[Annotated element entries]
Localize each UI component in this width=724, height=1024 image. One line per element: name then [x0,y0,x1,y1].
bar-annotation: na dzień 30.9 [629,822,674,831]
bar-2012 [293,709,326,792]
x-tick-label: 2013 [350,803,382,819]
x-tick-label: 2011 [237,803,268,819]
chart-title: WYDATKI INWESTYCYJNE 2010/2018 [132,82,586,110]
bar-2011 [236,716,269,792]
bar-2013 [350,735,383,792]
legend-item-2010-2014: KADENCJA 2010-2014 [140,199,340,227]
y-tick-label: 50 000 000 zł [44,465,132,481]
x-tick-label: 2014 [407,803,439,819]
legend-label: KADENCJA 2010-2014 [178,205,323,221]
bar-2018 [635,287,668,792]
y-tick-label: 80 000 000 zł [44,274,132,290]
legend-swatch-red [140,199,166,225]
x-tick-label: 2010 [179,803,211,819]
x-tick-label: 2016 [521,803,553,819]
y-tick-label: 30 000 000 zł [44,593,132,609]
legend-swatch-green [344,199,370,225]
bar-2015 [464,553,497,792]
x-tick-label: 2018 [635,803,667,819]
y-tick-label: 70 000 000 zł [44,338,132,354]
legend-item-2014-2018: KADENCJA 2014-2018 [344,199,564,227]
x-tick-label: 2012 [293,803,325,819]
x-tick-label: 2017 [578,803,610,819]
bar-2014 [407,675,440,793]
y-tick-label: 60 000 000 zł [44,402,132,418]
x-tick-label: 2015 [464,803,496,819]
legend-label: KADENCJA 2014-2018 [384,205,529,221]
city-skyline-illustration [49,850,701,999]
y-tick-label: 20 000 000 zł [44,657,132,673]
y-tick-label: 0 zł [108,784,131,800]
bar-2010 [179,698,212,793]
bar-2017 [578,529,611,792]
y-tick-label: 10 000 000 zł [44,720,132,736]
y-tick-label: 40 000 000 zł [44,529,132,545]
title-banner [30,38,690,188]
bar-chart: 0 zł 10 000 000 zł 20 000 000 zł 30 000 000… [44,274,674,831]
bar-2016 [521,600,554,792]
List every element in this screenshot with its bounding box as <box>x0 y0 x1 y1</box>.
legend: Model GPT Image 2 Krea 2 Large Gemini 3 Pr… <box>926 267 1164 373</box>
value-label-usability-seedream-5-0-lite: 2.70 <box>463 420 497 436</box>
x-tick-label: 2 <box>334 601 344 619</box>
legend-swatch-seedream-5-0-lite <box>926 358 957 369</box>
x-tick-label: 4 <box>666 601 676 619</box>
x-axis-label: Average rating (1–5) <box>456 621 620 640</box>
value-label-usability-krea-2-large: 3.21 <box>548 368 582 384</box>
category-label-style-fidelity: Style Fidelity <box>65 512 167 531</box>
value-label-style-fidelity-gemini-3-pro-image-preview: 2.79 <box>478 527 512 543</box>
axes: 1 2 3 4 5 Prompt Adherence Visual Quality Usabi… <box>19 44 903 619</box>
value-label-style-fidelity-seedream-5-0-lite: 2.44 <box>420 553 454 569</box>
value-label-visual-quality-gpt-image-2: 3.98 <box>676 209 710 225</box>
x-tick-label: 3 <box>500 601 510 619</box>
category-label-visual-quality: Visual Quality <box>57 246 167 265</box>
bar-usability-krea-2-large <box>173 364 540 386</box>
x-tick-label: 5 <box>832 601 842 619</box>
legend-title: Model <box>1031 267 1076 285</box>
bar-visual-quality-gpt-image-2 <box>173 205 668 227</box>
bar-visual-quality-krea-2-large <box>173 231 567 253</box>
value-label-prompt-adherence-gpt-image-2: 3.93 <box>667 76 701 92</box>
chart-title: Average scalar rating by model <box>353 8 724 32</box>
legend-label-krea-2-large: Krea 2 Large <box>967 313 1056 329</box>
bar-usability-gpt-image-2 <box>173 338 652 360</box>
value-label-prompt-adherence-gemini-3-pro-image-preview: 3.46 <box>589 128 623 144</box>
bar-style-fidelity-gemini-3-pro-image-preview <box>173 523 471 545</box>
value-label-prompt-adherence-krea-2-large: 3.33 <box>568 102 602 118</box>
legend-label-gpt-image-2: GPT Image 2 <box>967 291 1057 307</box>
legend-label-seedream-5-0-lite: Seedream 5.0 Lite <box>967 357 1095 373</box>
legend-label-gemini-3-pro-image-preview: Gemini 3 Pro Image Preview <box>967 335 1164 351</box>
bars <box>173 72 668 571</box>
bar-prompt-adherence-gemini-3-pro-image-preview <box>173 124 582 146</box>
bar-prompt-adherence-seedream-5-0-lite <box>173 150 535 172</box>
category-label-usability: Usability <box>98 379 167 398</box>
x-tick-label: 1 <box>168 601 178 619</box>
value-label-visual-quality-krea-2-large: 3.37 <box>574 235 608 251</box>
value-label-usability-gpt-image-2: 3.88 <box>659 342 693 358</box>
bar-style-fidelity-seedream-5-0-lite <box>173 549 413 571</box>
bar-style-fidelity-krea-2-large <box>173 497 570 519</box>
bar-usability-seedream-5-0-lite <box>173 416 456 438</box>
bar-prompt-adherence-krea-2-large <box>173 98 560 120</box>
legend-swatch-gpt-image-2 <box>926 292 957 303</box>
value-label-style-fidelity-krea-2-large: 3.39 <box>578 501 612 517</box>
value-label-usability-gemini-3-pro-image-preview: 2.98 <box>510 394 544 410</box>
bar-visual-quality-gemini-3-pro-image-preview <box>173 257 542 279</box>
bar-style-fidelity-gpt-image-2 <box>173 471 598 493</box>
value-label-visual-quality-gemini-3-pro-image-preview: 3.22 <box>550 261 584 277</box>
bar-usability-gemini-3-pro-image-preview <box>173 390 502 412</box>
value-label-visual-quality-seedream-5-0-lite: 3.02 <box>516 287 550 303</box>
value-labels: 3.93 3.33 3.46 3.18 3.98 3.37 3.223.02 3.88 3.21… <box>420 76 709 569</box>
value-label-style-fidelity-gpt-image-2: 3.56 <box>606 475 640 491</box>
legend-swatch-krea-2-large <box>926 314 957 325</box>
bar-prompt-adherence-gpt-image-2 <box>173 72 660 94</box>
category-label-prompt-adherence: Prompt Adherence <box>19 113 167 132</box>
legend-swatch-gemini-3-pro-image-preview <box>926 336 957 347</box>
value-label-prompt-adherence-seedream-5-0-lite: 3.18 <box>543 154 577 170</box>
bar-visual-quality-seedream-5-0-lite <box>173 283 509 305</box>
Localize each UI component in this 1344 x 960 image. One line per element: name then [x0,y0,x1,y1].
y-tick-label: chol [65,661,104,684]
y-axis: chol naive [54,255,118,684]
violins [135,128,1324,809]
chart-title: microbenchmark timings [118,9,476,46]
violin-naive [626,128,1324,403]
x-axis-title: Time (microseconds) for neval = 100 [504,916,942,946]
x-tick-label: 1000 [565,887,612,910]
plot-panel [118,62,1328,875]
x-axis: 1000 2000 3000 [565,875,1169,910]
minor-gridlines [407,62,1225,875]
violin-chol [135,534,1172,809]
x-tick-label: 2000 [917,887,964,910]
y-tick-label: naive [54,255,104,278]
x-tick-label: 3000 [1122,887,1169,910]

Written exercise -
Swap "Localize" for "Locate" wherever it occurs in the material above, leaving every other line and character as it is.

Answer to the exercise -
Locate each UI component in this width=724, height=1024 image. One line per element: name then [x0,y0,x1,y1].
bar-annotation: na dzień 30.9 [629,822,674,831]
bar-2012 [293,709,326,792]
x-tick-label: 2013 [350,803,382,819]
x-tick-label: 2011 [237,803,268,819]
chart-title: WYDATKI INWESTYCYJNE 2010/2018 [132,82,586,110]
bar-2011 [236,716,269,792]
bar-2013 [350,735,383,792]
legend-item-2010-2014: KADENCJA 2010-2014 [140,199,340,227]
y-tick-label: 50 000 000 zł [44,465,132,481]
x-tick-label: 2014 [407,803,439,819]
legend-label: KADENCJA 2010-2014 [178,205,323,221]
bar-2018 [635,287,668,792]
y-tick-label: 80 000 000 zł [44,274,132,290]
legend-swatch-red [140,199,166,225]
x-tick-label: 2010 [179,803,211,819]
x-tick-label: 2016 [521,803,553,819]
y-tick-label: 30 000 000 zł [44,593,132,609]
legend-swatch-green [344,199,370,225]
bar-2015 [464,553,497,792]
x-tick-label: 2018 [635,803,667,819]
y-tick-label: 70 000 000 zł [44,338,132,354]
legend-item-2014-2018: KADENCJA 2014-2018 [344,199,564,227]
x-tick-label: 2012 [293,803,325,819]
x-tick-label: 2017 [578,803,610,819]
bar-2014 [407,675,440,793]
y-tick-label: 60 000 000 zł [44,402,132,418]
x-tick-label: 2015 [464,803,496,819]
legend-label: KADENCJA 2014-2018 [384,205,529,221]
city-skyline-illustration [49,850,701,999]
y-tick-label: 20 000 000 zł [44,657,132,673]
y-tick-label: 0 zł [108,784,131,800]
bar-2010 [179,698,212,793]
bar-2017 [578,529,611,792]
y-tick-label: 10 000 000 zł [44,720,132,736]
y-tick-label: 40 000 000 zł [44,529,132,545]
title-banner [30,38,690,188]
bar-chart: 0 zł 10 000 000 zł 20 000 000 zł 30 000 000… [44,274,674,831]
bar-2016 [521,600,554,792]
List every element in this screenshot with its bounding box as <box>x0 y0 x1 y1</box>.
legend: Model GPT Image 2 Krea 2 Large Gemini 3 Pr… <box>926 267 1164 373</box>
value-label-usability-seedream-5-0-lite: 2.70 <box>463 420 497 436</box>
x-tick-label: 2 <box>334 601 344 619</box>
legend-swatch-seedream-5-0-lite <box>926 358 957 369</box>
x-tick-label: 4 <box>666 601 676 619</box>
x-axis-label: Average rating (1–5) <box>456 621 620 640</box>
value-label-usability-krea-2-large: 3.21 <box>548 368 582 384</box>
category-label-style-fidelity: Style Fidelity <box>65 512 167 531</box>
value-label-style-fidelity-gemini-3-pro-image-preview: 2.79 <box>478 527 512 543</box>
axes: 1 2 3 4 5 Prompt Adherence Visual Quality Usabi… <box>19 44 903 619</box>
value-label-style-fidelity-seedream-5-0-lite: 2.44 <box>420 553 454 569</box>
value-label-visual-quality-gpt-image-2: 3.98 <box>676 209 710 225</box>
x-tick-label: 3 <box>500 601 510 619</box>
category-label-visual-quality: Visual Quality <box>57 246 167 265</box>
bar-usability-krea-2-large <box>173 364 540 386</box>
x-tick-label: 5 <box>832 601 842 619</box>
legend-title: Model <box>1031 267 1076 285</box>
bar-visual-quality-gpt-image-2 <box>173 205 668 227</box>
bar-visual-quality-krea-2-large <box>173 231 567 253</box>
value-label-prompt-adherence-gpt-image-2: 3.93 <box>667 76 701 92</box>
chart-title: Average scalar rating by model <box>353 8 724 32</box>
legend-label-krea-2-large: Krea 2 Large <box>967 313 1056 329</box>
bar-usability-gpt-image-2 <box>173 338 652 360</box>
value-label-prompt-adherence-gemini-3-pro-image-preview: 3.46 <box>589 128 623 144</box>
bar-style-fidelity-gemini-3-pro-image-preview <box>173 523 471 545</box>
value-label-prompt-adherence-krea-2-large: 3.33 <box>568 102 602 118</box>
legend-label-gpt-image-2: GPT Image 2 <box>967 291 1057 307</box>
legend-label-seedream-5-0-lite: Seedream 5.0 Lite <box>967 357 1095 373</box>
legend-label-gemini-3-pro-image-preview: Gemini 3 Pro Image Preview <box>967 335 1164 351</box>
bars <box>173 72 668 571</box>
bar-prompt-adherence-gemini-3-pro-image-preview <box>173 124 582 146</box>
bar-prompt-adherence-seedream-5-0-lite <box>173 150 535 172</box>
category-label-usability: Usability <box>98 379 167 398</box>
x-tick-label: 1 <box>168 601 178 619</box>
value-label-visual-quality-krea-2-large: 3.37 <box>574 235 608 251</box>
value-label-usability-gpt-image-2: 3.88 <box>659 342 693 358</box>
bar-style-fidelity-seedream-5-0-lite <box>173 549 413 571</box>
bar-style-fidelity-krea-2-large <box>173 497 570 519</box>
bar-usability-seedream-5-0-lite <box>173 416 456 438</box>
bar-prompt-adherence-krea-2-large <box>173 98 560 120</box>
legend-swatch-gpt-image-2 <box>926 292 957 303</box>
value-label-style-fidelity-krea-2-large: 3.39 <box>578 501 612 517</box>
value-label-usability-gemini-3-pro-image-preview: 2.98 <box>510 394 544 410</box>
bar-visual-quality-gemini-3-pro-image-preview <box>173 257 542 279</box>
bar-style-fidelity-gpt-image-2 <box>173 471 598 493</box>
value-label-visual-quality-gemini-3-pro-image-preview: 3.22 <box>550 261 584 277</box>
bar-usability-gemini-3-pro-image-preview <box>173 390 502 412</box>
value-label-visual-quality-seedream-5-0-lite: 3.02 <box>516 287 550 303</box>
value-labels: 3.93 3.33 3.46 3.18 3.98 3.37 3.223.02 3.88 3.21… <box>420 76 709 569</box>
value-label-style-fidelity-gpt-image-2: 3.56 <box>606 475 640 491</box>
legend-swatch-krea-2-large <box>926 314 957 325</box>
bar-prompt-adherence-gpt-image-2 <box>173 72 660 94</box>
category-label-prompt-adherence: Prompt Adherence <box>19 113 167 132</box>
legend-swatch-gemini-3-pro-image-preview <box>926 336 957 347</box>
value-label-prompt-adherence-seedream-5-0-lite: 3.18 <box>543 154 577 170</box>
bar-visual-quality-seedream-5-0-lite <box>173 283 509 305</box>
Locate each UI component in this 1344 x 960 image. One line per element: name then [x0,y0,x1,y1].
y-tick-label: chol [65,661,104,684]
y-axis: chol naive [54,255,118,684]
violins [135,128,1324,809]
chart-title: microbenchmark timings [118,9,476,46]
violin-naive [626,128,1324,403]
x-axis-title: Time (microseconds) for neval = 100 [504,916,942,946]
x-tick-label: 1000 [565,887,612,910]
plot-panel [118,62,1328,875]
x-axis: 1000 2000 3000 [565,875,1169,910]
minor-gridlines [407,62,1225,875]
violin-chol [135,534,1172,809]
x-tick-label: 2000 [917,887,964,910]
y-tick-label: naive [54,255,104,278]
x-tick-label: 3000 [1122,887,1169,910]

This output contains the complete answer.